▸ **Stated task**
Extract each line containing the string "хрупкого".

▸ **Provided records**
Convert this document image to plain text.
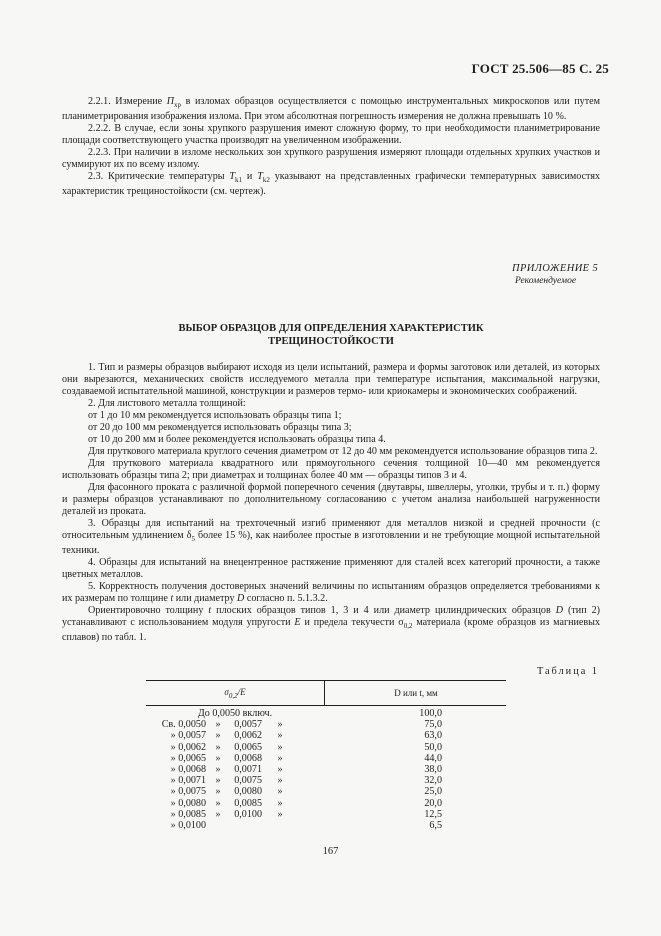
ГОСТ 25.506—85 С. 25

2.2.1. Измерение $П_{хр}$ в изломах образцов осуществляется с помощью инструментальных микроскопов или путем планиметрирования изображения излома. При этом абсолютная погрешность измерения не должна превышать 10 %.

2.2.2. В случае, если зоны хрупкого разрушения имеют сложную форму, то при необходимости планиметрирование площади соответствующего участка производят на увеличенном изображении.

2.2.3. При наличии в изломе нескольких зон хрупкого разрушения измеряют площади отдельных хрупких участков и суммируют их по всему излому.

2.3. Критические температуры $T_{k1}$ и $T_{k2}$ указывают на представленных графически температурных зависимостях характеристик трещиностойкости (см. чертеж).

ПРИЛОЖЕНИЕ 5
Рекомендуемое
ВЫБОР ОБРАЗЦОВ ДЛЯ ОПРЕДЕЛЕНИЯ ХАРАКТЕРИСТИК
ТРЕЩИНОСТОЙКОСТИ

1. Тип и размеры образцов выбирают исходя из цели испытаний, размера и формы заготовок или деталей, из которых они вырезаются, механических свойств исследуемого металла при температуре испытания, максимальной нагрузки, создаваемой испытательной машиной, конструкции и размеров термо- или криокамеры и экономических соображений.

2. Для листового металла толщиной:

от 1 до 10 мм рекомендуется использовать образцы типа 1;

от 20 до 100 мм рекомендуется использовать образцы типа 3;

от 10 до 200 мм и более рекомендуется использовать образцы типа 4.

Для пруткового материала круглого сечения диаметром от 12 до 40 мм рекомендуется использование образцов типа 2.

Для пруткового материала квадратного или прямоугольного сечения толщиной 10—40 мм рекомендуется использовать образцы типа 2; при диаметрах и толщинах более 40 мм — образцы типов 3 и 4.

Для фасонного проката с различной формой поперечного сечения (двутавры, швеллеры, уголки, трубы и т. п.) форму и размеры образцов устанавливают по дополнительному согласованию с учетом анализа наибольшей нагруженности деталей из проката.

3. Образцы для испытаний на трехточечный изгиб применяют для металлов низкой и средней прочности (с относительным удлинением $\delta_5$ более 15 %), как наиболее простые в изготовлении и не требующие мощной испытательной техники.

4. Образцы для испытаний на внецентренное растяжение применяют для сталей всех категорий прочности, а также цветных металлов.

5. Корректность получения достоверных значений величины по испытаниям образцов определяется требованиями к их размерам по толщине t или диаметру D согласно п. 5.1.3.2.

Ориентировочно толщину t плоских образцов типов 1, 3 и 4 или диаметр цилиндрических образцов D (тип 2) устанавливают с использованием модуля упругости E и предела текучести $\sigma_{0,2}$ материала (кроме образцов из магниевых сплавов) по табл. 1.

Таблица 1
$\sigma_{0,2}/E$	D или t, мм
До 0,0050 включ.	100,0
Св. 0,0050 »	0,0057	»	75,0
» 0,0057 »	0,0062	»	63,0
» 0,0062 »	0,0065	»	50,0
» 0,0065 »	0,0068	»	44,0
» 0,0068 »	0,0071	»	38,0
» 0,0071 »	0,0075	»	32,0
» 0,0075 »	0,0080	»	25,0
» 0,0080 »	0,0085	»	20,0
» 0,0085 »	0,0100	»	12,5
» 0,0100	6,5
167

▸ **Right answer**
2.2.2. В случае, если зоны хрупкого разрушения имеют сложную форму, то при необходимости планиметрирование площади соответствующего участка производят на увеличенном изображении.
2.2.3. При наличии в изломе нескольких зон хрупкого разрушения измеряют площади отдельных хрупких участков и суммируют их по всему излому.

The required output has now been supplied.